» Data supplied:
──────
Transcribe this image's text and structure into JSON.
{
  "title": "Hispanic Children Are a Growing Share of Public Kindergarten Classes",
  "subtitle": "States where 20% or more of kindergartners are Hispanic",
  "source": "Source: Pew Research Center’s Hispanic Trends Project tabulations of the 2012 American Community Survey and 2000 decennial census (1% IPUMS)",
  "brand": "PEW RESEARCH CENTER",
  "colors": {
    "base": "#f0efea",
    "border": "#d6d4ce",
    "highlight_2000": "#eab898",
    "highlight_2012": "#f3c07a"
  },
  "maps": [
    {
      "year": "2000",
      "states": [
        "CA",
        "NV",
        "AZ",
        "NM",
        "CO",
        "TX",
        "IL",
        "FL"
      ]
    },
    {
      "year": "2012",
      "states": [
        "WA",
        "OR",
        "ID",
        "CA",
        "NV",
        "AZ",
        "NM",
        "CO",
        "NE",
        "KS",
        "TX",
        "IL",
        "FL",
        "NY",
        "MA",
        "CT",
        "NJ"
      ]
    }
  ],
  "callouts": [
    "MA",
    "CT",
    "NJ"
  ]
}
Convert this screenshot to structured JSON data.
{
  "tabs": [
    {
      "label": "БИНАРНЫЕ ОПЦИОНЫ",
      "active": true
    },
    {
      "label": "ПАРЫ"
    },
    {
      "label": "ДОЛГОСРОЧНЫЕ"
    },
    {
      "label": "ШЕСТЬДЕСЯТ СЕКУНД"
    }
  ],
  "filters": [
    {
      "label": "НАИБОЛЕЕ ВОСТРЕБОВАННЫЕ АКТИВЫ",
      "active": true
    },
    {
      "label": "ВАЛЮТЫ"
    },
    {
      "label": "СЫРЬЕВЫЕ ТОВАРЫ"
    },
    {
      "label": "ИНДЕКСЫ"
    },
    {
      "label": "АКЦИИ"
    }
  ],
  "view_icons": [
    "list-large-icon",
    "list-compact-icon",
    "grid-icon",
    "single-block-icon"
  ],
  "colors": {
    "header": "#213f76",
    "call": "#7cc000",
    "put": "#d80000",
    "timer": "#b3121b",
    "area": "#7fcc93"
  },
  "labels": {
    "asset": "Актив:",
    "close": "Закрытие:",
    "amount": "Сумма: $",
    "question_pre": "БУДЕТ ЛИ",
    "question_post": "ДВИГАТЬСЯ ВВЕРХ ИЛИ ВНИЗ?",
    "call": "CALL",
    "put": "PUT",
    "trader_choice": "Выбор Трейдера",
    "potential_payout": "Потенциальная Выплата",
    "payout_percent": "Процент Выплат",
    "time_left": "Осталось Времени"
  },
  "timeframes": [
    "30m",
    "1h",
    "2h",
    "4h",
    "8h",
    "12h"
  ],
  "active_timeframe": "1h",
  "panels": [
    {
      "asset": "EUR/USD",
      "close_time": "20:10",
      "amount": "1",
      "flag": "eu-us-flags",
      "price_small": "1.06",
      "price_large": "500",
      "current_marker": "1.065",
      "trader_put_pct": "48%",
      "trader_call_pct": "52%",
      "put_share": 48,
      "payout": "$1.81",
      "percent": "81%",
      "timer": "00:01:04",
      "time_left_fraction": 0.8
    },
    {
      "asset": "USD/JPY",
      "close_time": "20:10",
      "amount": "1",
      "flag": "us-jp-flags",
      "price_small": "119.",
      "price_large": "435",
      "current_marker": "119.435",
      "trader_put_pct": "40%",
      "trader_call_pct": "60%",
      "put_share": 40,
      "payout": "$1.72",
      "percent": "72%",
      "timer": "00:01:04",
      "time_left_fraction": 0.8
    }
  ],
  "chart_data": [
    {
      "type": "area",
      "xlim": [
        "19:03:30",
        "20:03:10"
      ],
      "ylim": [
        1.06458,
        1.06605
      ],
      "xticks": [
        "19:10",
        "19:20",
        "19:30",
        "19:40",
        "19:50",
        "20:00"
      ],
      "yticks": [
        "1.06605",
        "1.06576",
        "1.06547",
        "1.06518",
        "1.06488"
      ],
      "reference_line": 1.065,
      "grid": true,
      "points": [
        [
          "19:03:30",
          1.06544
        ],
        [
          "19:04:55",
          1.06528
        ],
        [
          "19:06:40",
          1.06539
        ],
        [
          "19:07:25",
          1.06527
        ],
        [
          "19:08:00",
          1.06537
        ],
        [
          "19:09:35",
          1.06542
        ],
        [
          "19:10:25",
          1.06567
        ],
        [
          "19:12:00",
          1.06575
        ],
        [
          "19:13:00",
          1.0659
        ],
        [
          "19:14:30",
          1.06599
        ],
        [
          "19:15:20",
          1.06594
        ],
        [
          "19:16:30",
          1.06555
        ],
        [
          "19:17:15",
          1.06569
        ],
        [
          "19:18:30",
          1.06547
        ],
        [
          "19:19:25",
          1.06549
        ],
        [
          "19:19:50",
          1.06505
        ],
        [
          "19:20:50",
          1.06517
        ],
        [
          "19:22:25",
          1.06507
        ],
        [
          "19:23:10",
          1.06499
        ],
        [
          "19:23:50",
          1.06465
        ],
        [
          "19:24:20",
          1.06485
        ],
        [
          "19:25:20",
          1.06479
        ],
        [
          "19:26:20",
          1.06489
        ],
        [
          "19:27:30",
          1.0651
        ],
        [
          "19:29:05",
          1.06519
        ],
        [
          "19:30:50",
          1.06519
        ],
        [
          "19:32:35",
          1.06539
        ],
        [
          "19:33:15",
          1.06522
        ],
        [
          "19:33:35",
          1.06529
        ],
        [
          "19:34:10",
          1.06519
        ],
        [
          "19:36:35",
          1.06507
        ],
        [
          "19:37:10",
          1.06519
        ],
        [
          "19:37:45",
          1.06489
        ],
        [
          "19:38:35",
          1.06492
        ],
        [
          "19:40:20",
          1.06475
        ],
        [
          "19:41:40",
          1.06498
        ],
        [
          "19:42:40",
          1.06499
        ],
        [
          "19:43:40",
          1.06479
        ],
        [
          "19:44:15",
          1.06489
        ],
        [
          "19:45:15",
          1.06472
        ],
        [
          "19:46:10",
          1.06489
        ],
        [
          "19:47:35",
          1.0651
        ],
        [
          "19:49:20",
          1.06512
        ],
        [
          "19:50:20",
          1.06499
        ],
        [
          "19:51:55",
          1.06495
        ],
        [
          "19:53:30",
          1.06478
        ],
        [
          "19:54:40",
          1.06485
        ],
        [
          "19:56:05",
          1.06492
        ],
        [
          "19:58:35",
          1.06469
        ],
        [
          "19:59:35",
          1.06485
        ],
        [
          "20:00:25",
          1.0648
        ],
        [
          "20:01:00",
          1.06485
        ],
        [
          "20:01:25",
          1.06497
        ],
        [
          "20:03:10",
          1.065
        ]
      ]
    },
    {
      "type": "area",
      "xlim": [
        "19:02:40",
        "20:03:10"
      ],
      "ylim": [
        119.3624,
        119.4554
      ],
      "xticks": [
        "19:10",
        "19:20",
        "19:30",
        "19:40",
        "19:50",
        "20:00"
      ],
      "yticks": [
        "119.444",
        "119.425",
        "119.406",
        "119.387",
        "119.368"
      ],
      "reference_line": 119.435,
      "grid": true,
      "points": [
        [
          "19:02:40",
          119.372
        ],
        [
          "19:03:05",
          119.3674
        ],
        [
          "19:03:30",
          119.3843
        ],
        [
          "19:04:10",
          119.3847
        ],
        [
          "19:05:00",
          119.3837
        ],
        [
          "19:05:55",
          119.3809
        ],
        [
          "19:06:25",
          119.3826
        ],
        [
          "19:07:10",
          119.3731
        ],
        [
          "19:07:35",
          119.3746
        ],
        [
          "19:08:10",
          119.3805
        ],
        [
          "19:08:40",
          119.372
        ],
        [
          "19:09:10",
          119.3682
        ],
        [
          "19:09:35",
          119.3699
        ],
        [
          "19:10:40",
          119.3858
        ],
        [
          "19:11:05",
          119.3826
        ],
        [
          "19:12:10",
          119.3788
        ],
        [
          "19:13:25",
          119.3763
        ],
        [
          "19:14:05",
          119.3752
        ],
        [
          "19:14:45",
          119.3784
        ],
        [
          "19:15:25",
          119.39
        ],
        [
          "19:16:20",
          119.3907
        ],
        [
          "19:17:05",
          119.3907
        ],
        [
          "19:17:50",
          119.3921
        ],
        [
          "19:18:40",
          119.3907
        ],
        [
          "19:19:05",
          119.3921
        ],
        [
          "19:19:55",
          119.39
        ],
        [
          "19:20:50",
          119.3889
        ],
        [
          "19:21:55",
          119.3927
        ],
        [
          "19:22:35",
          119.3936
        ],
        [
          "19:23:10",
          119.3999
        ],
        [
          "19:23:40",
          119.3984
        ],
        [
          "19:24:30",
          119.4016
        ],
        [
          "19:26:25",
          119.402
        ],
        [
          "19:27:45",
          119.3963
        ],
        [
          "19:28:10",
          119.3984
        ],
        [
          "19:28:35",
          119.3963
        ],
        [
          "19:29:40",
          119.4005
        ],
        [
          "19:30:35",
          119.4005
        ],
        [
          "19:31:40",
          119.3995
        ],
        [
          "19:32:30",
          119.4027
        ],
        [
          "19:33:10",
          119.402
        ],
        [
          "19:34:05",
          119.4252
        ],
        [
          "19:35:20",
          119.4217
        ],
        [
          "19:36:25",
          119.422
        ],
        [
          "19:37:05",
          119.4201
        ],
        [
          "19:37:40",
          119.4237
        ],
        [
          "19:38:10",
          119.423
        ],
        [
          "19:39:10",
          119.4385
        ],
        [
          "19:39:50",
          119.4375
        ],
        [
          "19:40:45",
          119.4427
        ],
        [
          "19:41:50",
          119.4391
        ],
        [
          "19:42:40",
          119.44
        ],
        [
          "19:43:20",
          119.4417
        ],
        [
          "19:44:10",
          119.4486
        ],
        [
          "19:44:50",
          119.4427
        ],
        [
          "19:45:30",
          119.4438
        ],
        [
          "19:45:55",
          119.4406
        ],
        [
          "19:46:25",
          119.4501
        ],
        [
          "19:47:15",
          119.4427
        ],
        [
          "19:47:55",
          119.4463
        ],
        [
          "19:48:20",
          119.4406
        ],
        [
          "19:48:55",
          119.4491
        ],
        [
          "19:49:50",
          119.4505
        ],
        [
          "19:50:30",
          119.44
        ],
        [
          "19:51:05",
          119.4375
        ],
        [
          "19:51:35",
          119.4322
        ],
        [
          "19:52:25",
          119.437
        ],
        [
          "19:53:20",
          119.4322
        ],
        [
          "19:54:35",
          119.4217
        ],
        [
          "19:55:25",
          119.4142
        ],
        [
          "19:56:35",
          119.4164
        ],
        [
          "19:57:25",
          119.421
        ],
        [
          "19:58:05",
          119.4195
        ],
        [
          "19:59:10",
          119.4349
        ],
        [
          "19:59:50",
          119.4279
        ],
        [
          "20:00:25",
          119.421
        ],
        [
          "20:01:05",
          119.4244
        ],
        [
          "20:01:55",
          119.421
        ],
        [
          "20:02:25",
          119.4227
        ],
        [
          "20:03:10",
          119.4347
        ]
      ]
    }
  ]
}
──────
Only lines holding the string "this" are wanted; gather each one from the entries above.

» Correct answer:
Transcribe this image's text and structure into JSON.
Convert this screenshot to structured JSON data.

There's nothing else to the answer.